Required work » Find each line holding the word "sách" and give the total alone.

[Data records]
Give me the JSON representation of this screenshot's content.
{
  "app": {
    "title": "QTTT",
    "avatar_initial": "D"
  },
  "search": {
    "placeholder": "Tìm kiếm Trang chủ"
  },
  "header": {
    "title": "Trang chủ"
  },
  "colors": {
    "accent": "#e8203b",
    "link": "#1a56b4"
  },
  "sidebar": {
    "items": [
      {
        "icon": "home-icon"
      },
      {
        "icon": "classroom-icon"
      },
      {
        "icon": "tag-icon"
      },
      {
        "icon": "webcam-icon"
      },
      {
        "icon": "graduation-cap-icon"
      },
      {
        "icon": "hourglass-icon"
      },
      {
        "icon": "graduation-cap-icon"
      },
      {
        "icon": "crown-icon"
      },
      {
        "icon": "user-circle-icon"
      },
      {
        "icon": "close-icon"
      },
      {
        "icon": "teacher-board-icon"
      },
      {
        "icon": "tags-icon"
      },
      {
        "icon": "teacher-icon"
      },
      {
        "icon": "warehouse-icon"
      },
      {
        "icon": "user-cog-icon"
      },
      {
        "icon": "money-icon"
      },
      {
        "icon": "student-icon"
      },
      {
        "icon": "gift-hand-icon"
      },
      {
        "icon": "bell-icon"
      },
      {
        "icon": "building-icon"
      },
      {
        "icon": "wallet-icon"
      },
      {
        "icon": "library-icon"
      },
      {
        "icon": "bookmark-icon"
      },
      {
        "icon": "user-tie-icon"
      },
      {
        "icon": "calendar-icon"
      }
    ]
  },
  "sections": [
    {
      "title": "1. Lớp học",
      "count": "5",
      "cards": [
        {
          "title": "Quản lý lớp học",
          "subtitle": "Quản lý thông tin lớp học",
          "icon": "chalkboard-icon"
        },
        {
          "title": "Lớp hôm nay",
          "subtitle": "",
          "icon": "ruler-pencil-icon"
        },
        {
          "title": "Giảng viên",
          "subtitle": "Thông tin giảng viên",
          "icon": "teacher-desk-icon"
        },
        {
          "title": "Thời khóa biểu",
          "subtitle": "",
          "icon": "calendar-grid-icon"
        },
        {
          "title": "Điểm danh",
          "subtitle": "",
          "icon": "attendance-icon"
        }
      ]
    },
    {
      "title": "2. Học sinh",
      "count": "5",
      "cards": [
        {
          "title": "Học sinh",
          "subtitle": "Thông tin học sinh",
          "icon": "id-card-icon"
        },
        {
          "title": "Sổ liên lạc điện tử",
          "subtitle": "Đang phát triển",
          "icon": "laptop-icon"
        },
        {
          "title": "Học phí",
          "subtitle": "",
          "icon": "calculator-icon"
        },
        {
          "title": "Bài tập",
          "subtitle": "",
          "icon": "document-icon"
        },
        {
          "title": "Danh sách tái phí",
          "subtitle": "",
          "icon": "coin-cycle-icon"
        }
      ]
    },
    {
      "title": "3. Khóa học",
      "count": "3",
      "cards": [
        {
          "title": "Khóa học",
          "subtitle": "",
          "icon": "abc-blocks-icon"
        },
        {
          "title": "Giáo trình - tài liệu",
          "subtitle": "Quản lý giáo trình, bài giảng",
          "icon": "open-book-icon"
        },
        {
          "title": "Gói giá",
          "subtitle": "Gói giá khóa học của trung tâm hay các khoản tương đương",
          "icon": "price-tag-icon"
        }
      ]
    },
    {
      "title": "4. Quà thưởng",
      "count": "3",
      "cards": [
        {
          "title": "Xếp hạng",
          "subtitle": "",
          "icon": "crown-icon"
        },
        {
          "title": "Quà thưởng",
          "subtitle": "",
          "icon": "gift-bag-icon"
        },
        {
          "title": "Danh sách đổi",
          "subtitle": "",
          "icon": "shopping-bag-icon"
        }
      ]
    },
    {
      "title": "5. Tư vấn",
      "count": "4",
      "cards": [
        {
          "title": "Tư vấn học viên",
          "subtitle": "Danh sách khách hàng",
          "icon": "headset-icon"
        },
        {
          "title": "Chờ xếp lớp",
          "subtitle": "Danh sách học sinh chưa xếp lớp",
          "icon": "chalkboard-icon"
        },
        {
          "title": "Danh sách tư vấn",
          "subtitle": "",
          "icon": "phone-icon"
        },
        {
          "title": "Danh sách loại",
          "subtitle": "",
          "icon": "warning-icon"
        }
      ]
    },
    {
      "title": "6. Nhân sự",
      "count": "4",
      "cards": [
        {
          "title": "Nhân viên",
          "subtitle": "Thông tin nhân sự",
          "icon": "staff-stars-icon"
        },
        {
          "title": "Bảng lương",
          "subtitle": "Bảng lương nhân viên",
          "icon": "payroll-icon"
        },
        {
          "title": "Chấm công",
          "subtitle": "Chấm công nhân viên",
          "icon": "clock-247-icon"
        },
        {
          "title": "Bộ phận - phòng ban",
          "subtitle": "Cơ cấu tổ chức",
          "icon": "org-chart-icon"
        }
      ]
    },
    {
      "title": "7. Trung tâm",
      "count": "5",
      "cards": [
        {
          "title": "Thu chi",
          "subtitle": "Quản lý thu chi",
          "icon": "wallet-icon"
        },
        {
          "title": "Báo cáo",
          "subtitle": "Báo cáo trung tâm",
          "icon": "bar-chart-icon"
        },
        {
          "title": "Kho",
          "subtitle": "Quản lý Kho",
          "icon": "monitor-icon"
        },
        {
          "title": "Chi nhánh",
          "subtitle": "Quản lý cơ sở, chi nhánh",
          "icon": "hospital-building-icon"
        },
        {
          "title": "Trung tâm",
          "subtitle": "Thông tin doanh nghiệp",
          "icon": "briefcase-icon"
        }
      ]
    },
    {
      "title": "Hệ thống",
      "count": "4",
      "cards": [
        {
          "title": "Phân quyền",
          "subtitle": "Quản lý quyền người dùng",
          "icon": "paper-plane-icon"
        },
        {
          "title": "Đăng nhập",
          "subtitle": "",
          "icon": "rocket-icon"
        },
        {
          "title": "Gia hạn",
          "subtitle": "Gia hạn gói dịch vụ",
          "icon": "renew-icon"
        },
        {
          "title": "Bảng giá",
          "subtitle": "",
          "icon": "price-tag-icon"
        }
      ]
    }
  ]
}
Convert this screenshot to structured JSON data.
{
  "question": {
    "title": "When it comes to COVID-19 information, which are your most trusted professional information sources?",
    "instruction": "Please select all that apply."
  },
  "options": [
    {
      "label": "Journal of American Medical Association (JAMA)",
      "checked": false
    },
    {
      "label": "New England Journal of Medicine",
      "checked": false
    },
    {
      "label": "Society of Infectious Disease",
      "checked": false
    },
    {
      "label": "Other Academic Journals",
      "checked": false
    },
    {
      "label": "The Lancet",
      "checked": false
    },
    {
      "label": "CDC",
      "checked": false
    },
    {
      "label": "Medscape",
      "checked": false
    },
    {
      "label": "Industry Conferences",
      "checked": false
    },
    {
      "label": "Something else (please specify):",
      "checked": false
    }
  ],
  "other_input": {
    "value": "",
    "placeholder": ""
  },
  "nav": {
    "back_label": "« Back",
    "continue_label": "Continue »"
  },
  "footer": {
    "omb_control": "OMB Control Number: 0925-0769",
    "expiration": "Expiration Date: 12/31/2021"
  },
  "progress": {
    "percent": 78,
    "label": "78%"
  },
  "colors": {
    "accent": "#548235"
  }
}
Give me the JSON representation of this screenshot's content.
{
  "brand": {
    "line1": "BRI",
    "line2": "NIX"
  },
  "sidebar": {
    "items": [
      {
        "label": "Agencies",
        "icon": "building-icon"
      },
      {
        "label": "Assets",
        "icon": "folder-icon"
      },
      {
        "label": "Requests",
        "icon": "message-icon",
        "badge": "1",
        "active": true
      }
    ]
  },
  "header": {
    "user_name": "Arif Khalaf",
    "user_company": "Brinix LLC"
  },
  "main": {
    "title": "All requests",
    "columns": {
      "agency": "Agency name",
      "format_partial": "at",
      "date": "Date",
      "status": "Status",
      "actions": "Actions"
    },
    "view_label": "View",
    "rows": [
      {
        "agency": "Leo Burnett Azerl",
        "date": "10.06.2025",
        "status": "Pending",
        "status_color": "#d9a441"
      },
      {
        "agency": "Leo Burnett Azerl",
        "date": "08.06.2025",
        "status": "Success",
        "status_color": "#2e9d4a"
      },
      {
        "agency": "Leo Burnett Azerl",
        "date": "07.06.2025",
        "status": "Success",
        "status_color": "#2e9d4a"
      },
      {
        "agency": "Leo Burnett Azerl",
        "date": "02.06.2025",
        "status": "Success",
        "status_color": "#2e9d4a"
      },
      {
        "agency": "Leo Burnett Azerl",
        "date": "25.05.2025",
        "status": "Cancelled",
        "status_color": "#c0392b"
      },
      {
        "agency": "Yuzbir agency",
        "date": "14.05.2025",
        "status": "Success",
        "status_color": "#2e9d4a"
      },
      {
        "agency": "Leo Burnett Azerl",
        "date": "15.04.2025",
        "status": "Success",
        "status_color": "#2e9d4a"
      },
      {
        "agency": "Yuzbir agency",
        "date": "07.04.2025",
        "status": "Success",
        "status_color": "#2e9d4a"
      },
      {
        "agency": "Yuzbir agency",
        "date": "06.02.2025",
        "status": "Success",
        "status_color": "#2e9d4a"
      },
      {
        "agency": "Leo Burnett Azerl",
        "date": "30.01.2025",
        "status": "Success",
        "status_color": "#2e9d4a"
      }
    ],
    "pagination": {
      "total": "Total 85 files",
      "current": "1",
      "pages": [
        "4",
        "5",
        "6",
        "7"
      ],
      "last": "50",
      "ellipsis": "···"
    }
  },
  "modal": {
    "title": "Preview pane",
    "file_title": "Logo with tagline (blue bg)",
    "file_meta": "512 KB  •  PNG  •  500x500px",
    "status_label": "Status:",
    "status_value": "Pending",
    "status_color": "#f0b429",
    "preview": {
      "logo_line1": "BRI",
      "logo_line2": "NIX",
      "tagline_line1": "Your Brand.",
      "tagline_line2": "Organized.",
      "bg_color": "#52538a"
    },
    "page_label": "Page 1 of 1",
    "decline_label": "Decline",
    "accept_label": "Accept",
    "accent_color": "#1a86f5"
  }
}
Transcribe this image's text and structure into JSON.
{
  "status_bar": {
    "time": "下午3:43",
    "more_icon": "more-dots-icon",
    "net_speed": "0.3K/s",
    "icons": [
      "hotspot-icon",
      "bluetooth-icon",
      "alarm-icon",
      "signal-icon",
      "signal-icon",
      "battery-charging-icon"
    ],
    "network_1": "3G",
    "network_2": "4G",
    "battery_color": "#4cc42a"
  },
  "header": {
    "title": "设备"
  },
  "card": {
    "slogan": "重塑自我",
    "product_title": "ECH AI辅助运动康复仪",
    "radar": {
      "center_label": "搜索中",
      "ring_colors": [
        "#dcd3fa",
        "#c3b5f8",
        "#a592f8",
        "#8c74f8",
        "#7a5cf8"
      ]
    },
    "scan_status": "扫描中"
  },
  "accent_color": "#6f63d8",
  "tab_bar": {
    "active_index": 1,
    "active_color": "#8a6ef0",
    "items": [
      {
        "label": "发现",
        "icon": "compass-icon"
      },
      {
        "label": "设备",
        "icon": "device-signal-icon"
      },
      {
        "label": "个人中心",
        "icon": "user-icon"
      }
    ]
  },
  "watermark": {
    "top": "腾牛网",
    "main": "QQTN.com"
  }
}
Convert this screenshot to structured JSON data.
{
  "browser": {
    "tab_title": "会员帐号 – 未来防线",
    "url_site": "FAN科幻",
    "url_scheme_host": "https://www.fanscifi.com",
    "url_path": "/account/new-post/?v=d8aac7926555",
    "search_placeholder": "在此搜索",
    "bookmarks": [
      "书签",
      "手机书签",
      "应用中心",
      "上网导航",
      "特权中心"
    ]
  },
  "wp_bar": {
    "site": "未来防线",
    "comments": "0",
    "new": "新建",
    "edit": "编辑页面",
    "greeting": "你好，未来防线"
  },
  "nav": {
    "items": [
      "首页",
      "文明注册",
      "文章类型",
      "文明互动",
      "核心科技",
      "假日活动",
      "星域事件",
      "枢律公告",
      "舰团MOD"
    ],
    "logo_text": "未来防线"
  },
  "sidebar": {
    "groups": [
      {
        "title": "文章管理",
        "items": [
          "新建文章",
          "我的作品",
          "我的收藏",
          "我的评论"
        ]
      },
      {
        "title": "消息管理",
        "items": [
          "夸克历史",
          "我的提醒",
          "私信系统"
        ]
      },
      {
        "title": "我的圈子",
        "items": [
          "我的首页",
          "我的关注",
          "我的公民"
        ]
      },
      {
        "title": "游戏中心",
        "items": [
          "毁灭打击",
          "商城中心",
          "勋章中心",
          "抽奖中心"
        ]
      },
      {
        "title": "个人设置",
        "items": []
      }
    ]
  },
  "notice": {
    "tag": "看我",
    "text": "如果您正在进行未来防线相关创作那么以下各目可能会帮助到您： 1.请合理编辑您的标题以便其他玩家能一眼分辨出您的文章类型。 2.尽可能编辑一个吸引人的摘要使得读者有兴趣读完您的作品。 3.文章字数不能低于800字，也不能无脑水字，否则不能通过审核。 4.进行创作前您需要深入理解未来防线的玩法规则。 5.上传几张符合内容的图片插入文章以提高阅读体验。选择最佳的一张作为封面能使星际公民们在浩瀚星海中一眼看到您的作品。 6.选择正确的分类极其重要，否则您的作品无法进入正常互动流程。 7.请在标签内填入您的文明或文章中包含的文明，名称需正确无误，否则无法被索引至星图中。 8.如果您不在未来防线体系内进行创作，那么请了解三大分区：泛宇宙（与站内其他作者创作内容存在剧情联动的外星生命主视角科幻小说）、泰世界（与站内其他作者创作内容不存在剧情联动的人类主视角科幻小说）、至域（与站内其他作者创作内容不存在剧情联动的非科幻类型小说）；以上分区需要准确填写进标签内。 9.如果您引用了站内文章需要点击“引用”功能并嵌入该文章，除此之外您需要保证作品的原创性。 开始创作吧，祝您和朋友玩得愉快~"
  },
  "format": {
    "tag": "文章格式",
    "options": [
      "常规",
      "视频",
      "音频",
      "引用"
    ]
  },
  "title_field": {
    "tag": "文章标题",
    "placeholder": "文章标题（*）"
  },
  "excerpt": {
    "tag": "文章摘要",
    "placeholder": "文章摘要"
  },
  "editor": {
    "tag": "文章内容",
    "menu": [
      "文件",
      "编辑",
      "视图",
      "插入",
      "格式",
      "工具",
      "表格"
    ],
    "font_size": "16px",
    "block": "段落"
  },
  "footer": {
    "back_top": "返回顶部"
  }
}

Result for this exercise » 6